DIRECTIONS FOR THIS TASK
Copy out every record below exactly as written, but leave out any pictures.

EXTRACTED ENTRIES

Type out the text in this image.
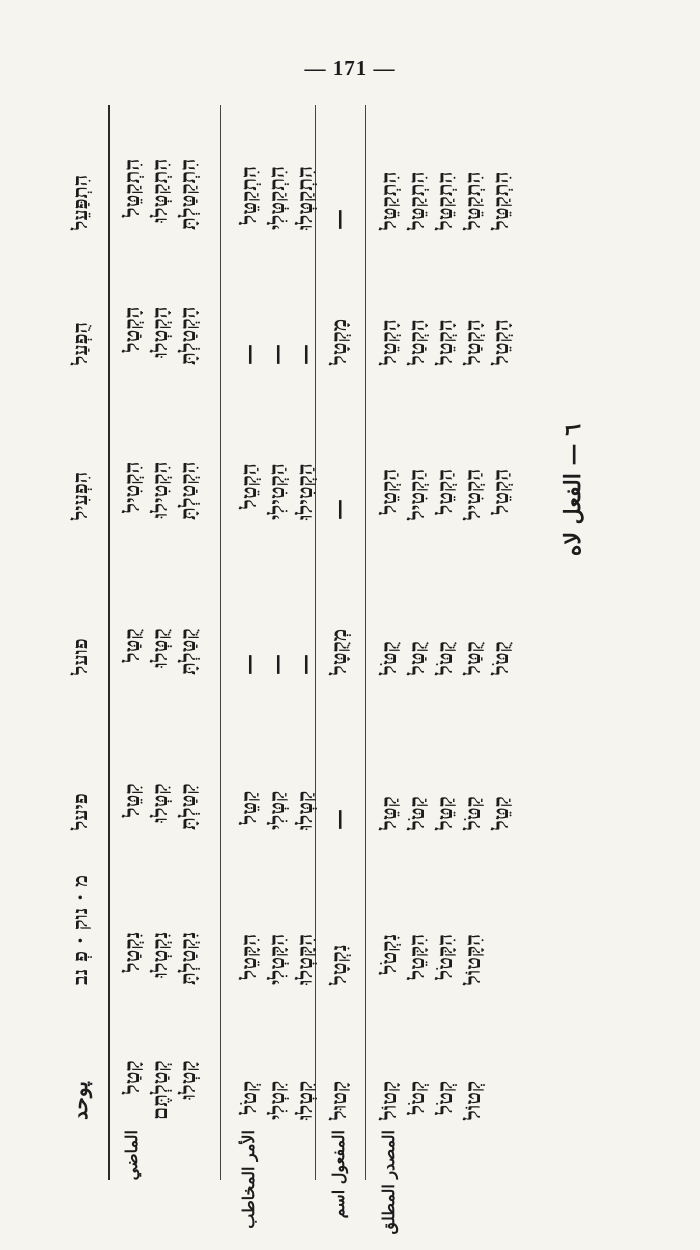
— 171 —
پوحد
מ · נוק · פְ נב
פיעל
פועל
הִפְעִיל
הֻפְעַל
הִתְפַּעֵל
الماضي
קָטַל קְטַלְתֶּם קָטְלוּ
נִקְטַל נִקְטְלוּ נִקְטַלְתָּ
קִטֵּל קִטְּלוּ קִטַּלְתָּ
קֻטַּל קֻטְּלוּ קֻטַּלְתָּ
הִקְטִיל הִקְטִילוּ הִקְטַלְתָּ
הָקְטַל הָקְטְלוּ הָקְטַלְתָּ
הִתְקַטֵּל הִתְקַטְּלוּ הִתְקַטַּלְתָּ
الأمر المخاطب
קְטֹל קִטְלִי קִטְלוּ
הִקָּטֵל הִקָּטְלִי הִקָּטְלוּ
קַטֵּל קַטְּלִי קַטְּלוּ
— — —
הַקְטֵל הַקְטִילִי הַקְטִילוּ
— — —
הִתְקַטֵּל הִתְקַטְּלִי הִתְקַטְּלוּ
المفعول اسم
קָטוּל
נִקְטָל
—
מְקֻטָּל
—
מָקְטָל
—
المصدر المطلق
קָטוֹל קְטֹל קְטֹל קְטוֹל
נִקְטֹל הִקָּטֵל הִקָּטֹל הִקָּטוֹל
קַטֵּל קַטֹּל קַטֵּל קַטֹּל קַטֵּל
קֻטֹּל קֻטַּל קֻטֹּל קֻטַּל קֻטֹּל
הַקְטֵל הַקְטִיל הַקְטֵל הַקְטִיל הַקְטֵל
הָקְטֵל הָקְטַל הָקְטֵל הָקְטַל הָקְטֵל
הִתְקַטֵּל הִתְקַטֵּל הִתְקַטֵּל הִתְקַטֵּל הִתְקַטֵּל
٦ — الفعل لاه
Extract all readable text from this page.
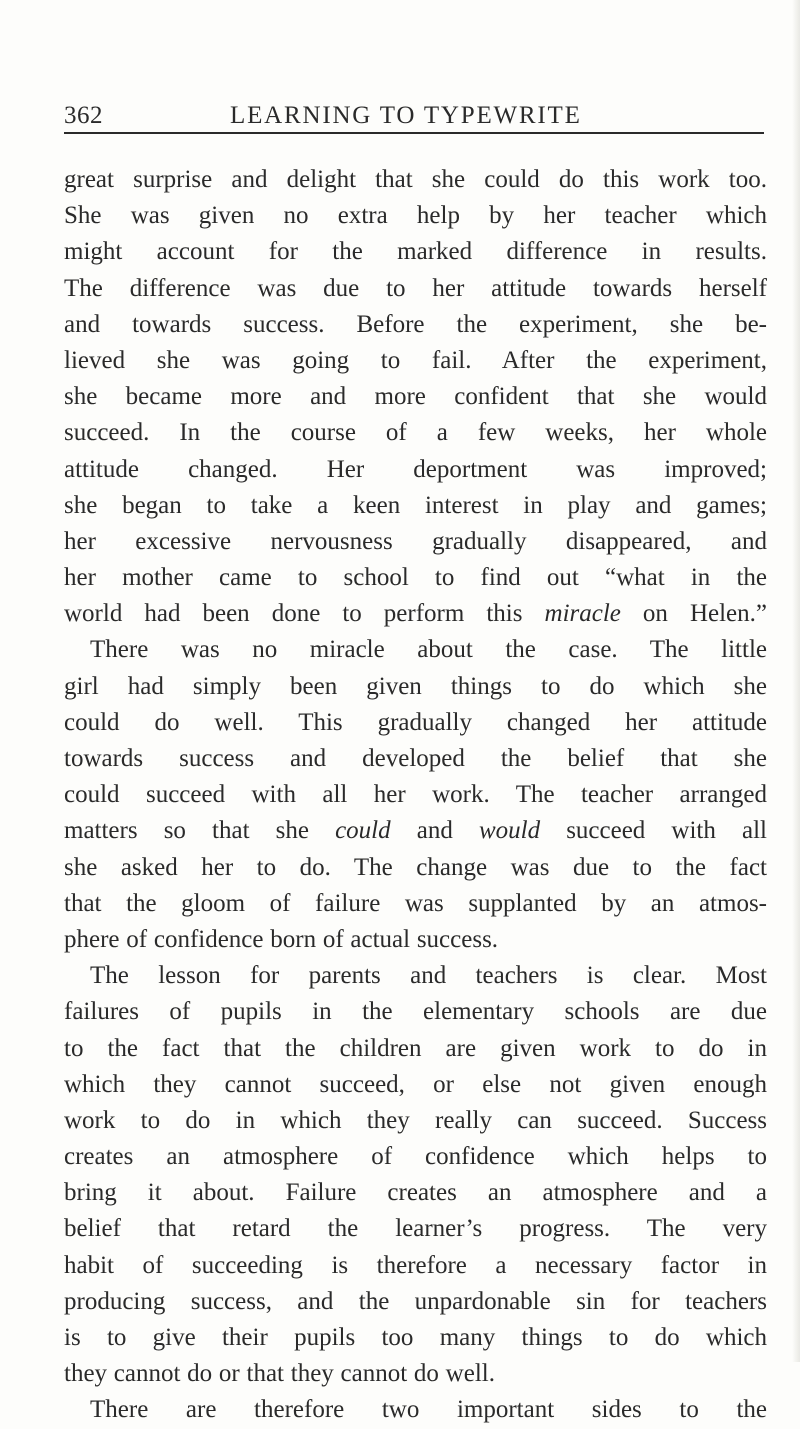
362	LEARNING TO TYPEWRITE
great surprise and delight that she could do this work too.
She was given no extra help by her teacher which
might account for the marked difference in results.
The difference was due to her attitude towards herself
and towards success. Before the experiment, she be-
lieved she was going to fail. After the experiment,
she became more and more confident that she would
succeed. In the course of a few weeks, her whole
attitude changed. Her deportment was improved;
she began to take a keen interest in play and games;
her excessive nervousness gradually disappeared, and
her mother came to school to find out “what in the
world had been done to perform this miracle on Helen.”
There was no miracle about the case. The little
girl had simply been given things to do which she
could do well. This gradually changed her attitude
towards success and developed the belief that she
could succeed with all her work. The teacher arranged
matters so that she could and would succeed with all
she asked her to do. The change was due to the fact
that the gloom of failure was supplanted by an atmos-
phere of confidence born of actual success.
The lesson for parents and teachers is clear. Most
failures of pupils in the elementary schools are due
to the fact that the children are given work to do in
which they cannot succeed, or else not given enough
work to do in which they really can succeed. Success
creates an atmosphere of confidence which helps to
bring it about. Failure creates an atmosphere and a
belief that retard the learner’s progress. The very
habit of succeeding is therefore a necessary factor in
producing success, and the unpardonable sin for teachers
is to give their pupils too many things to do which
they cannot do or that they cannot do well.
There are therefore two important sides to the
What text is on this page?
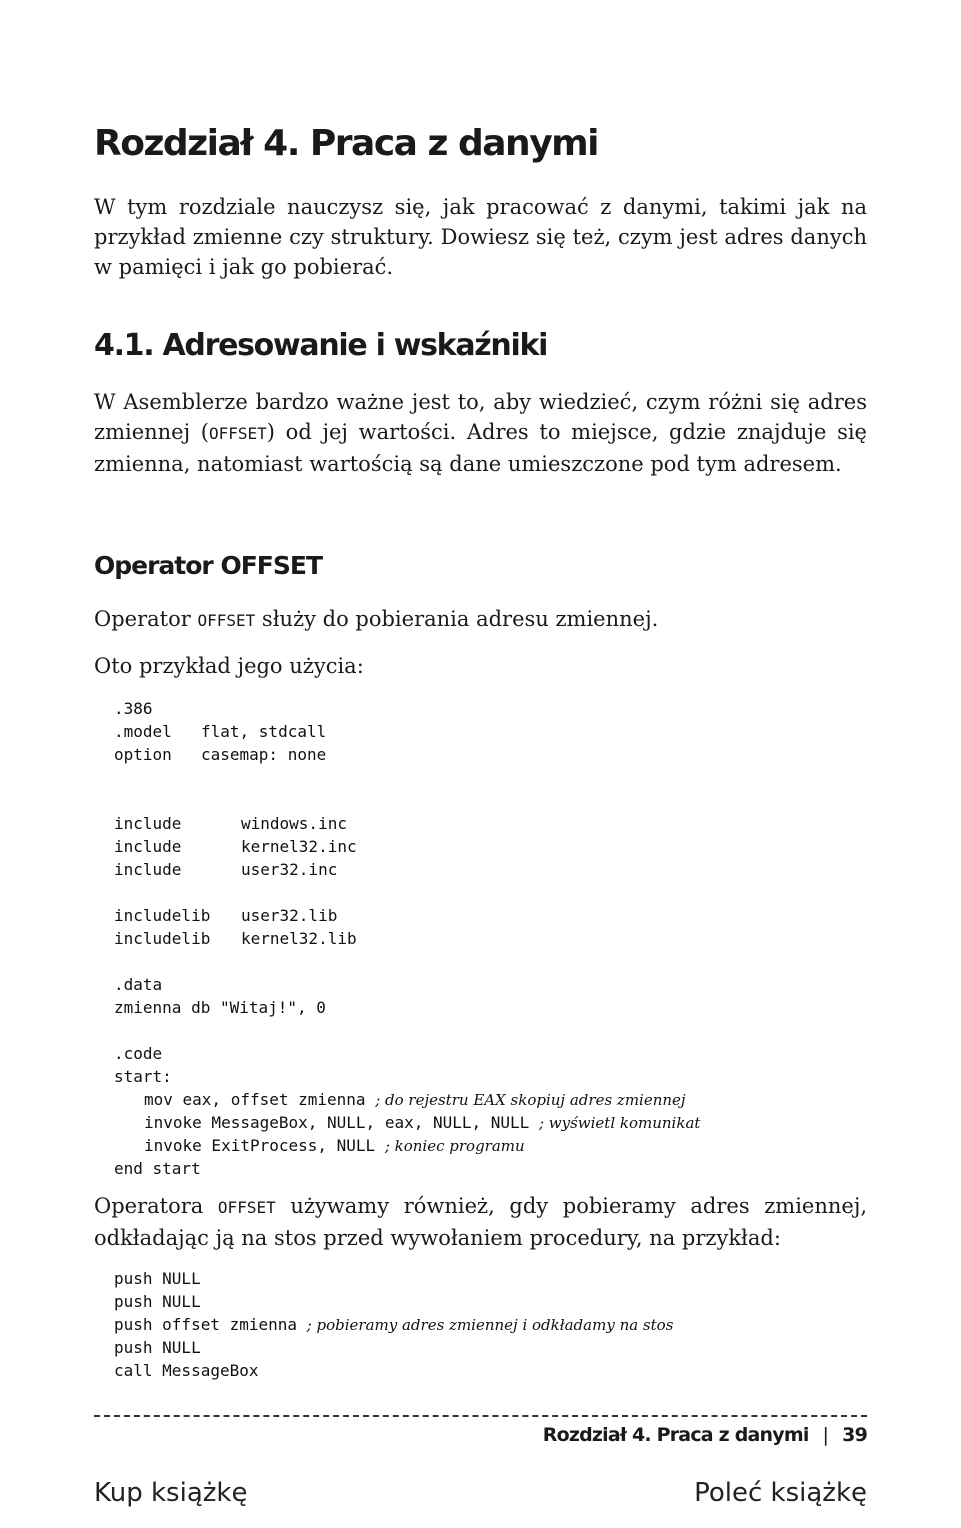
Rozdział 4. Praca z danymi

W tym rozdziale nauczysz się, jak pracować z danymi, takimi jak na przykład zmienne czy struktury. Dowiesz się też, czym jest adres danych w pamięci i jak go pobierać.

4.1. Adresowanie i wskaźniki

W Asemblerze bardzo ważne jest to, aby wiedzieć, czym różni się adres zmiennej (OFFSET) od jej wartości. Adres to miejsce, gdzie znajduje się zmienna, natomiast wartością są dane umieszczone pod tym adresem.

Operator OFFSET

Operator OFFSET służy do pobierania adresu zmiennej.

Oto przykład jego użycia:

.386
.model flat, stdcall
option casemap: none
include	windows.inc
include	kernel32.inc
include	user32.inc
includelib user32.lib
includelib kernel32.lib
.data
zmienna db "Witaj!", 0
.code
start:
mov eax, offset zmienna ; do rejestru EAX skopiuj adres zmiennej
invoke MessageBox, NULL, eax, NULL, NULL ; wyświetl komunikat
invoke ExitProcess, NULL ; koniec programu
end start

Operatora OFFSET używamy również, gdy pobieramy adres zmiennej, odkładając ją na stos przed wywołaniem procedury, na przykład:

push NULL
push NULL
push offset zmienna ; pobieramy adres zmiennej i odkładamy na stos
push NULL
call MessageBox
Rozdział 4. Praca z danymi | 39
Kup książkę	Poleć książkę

ANSWER TO THIS PROBLEM
Type out the text in this image.
— 171 —
پوحد
מ · נוק · פְ נב
פיעל
פועל
הִפְעִיל
הֻפְעַל
הִתְפַּעֵל
الماضي
קָטַל קְטַלְתֶּם קָטְלוּ
נִקְטַל נִקְטְלוּ נִקְטַלְתָּ
קִטֵּל קִטְּלוּ קִטַּלְתָּ
קֻטַּל קֻטְּלוּ קֻטַּלְתָּ
הִקְטִיל הִקְטִילוּ הִקְטַלְתָּ
הָקְטַל הָקְטְלוּ הָקְטַלְתָּ
הִתְקַטֵּל הִתְקַטְּלוּ הִתְקַטַּלְתָּ
الأمر المخاطب
קְטֹל קִטְלִי קִטְלוּ
הִקָּטֵל הִקָּטְלִי הִקָּטְלוּ
קַטֵּל קַטְּלִי קַטְּלוּ
— — —
הַקְטֵל הַקְטִילִי הַקְטִילוּ
— — —
הִתְקַטֵּל הִתְקַטְּלִי הִתְקַטְּלוּ
المفعول اسم
קָטוּל
נִקְטָל
—
מְקֻטָּל
—
מָקְטָל
—
المصدر المطلق
קָטוֹל קְטֹל קְטֹל קְטוֹל
נִקְטֹל הִקָּטֵל הִקָּטֹל הִקָּטוֹל
קַטֵּל קַטֹּל קַטֵּל קַטֹּל קַטֵּל
קֻטֹּל קֻטַּל קֻטֹּל קֻטַּל קֻטֹּל
הַקְטֵל הַקְטִיל הַקְטֵל הַקְטִיל הַקְטֵל
הָקְטֵל הָקְטַל הָקְטֵל הָקְטַל הָקְטֵל
הִתְקַטֵּל הִתְקַטֵּל הִתְקַטֵּל הִתְקַטֵּל הִתְקַטֵּל
٦ — الفعل لاه
Extract all readable text from this page.
362	LEARNING TO TYPEWRITE
great surprise and delight that she could do this work too.
She was given no extra help by her teacher which
might account for the marked difference in results.
The difference was due to her attitude towards herself
and towards success. Before the experiment, she be-
lieved she was going to fail. After the experiment,
she became more and more confident that she would
succeed. In the course of a few weeks, her whole
attitude changed. Her deportment was improved;
she began to take a keen interest in play and games;
her excessive nervousness gradually disappeared, and
her mother came to school to find out “what in the
world had been done to perform this miracle on Helen.”
There was no miracle about the case. The little
girl had simply been given things to do which she
could do well. This gradually changed her attitude
towards success and developed the belief that she
could succeed with all her work. The teacher arranged
matters so that she could and would succeed with all
she asked her to do. The change was due to the fact
that the gloom of failure was supplanted by an atmos-
phere of confidence born of actual success.
The lesson for parents and teachers is clear. Most
failures of pupils in the elementary schools are due
to the fact that the children are given work to do in
which they cannot succeed, or else not given enough
work to do in which they really can succeed. Success
creates an atmosphere of confidence which helps to
bring it about. Failure creates an atmosphere and a
belief that retard the learner’s progress. The very
habit of succeeding is therefore a necessary factor in
producing success, and the unpardonable sin for teachers
is to give their pupils too many things to do which
they cannot do or that they cannot do well.
There are therefore two important sides to the
What text is on this page?
Rozdział 4. Praca z danymi

W tym rozdziale nauczysz się, jak pracować z danymi, takimi jak na przykład zmienne czy struktury. Dowiesz się też, czym jest adres danych w pamięci i jak go pobierać.

4.1. Adresowanie i wskaźniki

W Asemblerze bardzo ważne jest to, aby wiedzieć, czym różni się adres zmiennej (OFFSET) od jej wartości. Adres to miejsce, gdzie znajduje się zmienna, natomiast wartością są dane umieszczone pod tym adresem.

Operator OFFSET

Operator OFFSET służy do pobierania adresu zmiennej.

Oto przykład jego użycia:

.386
.model flat, stdcall
option casemap: none
include	windows.inc
include	kernel32.inc
include	user32.inc
includelib user32.lib
includelib kernel32.lib
.data
zmienna db "Witaj!", 0
.code
start:
mov eax, offset zmienna ; do rejestru EAX skopiuj adres zmiennej
invoke MessageBox, NULL, eax, NULL, NULL ; wyświetl komunikat
invoke ExitProcess, NULL ; koniec programu
end start

Operatora OFFSET używamy również, gdy pobieramy adres zmiennej, odkładając ją na stos przed wywołaniem procedury, na przykład:

push NULL
push NULL
push offset zmienna ; pobieramy adres zmiennej i odkładamy na stos
push NULL
call MessageBox
Rozdział 4. Praca z danymi | 39
Kup książkę	Poleć książkę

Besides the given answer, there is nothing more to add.